Problem description => Determine how many lines contain the string "image", then reply with that figure only.

Provided information =>
- - - -

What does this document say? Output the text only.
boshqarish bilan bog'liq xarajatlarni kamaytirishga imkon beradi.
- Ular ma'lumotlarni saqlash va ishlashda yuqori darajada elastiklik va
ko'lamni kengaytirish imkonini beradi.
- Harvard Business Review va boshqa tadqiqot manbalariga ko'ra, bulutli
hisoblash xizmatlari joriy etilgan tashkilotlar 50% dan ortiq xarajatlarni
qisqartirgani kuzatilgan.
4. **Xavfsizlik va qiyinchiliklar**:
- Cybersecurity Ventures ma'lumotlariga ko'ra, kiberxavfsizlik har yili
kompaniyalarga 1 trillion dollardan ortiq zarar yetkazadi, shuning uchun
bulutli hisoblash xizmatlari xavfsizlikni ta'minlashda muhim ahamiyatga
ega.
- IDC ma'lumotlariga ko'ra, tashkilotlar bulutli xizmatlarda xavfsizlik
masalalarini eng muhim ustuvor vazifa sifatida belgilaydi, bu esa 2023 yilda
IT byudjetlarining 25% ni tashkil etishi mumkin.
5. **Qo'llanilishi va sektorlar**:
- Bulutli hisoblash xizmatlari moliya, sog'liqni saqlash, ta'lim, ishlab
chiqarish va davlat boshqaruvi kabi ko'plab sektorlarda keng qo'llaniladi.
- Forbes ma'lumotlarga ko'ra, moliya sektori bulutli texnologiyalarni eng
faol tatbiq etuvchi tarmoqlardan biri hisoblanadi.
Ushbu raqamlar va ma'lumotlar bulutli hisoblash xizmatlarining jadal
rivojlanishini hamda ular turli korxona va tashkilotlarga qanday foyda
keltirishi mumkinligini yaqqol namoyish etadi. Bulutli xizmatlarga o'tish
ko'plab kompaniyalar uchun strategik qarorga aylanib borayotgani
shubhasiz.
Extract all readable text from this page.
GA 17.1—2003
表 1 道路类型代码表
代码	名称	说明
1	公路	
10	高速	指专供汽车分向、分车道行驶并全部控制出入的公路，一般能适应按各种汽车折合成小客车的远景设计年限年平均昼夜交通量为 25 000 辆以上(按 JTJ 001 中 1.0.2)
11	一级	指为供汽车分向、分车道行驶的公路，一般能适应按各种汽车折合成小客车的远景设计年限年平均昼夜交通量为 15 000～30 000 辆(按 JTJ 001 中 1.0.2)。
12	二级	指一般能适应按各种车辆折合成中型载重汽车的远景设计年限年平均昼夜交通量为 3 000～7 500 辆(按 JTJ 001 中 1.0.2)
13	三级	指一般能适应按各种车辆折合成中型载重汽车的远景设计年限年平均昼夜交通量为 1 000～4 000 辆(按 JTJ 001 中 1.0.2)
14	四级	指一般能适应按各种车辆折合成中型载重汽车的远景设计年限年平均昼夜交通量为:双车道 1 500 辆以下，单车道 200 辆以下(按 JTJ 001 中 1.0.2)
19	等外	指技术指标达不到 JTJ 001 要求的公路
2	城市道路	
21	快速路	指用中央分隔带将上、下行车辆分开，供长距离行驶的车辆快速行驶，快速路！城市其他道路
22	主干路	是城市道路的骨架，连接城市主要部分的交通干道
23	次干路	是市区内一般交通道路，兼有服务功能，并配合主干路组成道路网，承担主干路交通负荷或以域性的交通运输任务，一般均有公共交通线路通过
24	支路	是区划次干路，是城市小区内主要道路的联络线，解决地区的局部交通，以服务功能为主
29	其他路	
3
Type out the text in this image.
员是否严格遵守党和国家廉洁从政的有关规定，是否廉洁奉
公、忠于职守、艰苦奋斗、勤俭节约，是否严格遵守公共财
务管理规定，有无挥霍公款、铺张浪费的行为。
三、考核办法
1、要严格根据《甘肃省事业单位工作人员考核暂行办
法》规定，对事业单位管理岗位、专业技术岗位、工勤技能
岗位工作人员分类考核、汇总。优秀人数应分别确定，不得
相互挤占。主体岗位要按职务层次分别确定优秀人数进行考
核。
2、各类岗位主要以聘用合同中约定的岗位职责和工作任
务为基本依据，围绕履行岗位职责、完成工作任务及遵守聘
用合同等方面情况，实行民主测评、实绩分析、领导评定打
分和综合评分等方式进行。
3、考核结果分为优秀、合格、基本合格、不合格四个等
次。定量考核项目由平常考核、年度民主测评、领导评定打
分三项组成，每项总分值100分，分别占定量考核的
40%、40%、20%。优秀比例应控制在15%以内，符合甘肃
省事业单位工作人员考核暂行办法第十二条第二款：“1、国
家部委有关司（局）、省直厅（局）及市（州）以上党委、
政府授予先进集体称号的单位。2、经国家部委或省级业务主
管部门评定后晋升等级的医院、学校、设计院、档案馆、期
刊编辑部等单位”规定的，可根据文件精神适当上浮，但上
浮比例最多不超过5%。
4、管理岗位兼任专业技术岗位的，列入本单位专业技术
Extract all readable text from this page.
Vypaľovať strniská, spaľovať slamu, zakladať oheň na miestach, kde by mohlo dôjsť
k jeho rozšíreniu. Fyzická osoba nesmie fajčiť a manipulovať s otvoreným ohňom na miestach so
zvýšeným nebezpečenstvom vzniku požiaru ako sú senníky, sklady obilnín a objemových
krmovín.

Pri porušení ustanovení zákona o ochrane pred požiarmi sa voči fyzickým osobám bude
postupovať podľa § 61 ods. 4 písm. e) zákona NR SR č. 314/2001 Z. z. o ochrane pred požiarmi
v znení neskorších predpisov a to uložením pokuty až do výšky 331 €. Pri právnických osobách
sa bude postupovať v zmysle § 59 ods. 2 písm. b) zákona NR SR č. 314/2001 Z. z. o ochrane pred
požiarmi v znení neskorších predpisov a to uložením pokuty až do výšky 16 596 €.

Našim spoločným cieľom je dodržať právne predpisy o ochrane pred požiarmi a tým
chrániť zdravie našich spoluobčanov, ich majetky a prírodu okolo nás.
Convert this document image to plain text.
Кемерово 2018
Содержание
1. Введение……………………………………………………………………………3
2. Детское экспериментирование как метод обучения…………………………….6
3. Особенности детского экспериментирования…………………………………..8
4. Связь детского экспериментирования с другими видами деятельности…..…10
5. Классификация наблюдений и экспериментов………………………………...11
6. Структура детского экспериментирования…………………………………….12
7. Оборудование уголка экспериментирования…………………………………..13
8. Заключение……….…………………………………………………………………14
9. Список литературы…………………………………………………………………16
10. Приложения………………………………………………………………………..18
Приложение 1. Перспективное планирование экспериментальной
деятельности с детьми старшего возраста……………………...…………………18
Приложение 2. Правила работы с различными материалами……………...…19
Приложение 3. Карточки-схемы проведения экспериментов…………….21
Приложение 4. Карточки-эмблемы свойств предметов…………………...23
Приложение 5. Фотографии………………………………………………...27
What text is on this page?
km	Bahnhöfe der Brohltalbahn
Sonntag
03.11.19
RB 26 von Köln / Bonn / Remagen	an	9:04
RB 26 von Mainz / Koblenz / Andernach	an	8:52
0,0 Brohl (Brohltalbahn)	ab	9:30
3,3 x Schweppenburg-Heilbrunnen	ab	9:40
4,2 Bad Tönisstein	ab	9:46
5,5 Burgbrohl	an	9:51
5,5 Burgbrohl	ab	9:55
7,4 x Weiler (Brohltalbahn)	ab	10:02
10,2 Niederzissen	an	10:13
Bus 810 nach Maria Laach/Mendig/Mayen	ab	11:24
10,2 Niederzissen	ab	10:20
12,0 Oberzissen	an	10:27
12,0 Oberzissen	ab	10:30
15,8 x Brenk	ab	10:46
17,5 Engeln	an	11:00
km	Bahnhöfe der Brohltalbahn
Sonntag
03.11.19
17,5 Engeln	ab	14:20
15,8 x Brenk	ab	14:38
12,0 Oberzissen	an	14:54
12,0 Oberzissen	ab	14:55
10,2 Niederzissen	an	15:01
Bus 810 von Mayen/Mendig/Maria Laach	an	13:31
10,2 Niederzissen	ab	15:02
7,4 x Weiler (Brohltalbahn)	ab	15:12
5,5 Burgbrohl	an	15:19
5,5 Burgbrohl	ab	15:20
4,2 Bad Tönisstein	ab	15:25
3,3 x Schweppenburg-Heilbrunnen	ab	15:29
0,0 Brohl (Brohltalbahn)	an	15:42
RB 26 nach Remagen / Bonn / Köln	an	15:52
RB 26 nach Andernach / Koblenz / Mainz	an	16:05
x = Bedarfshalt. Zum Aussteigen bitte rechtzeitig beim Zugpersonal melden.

- - - -

Full output => 2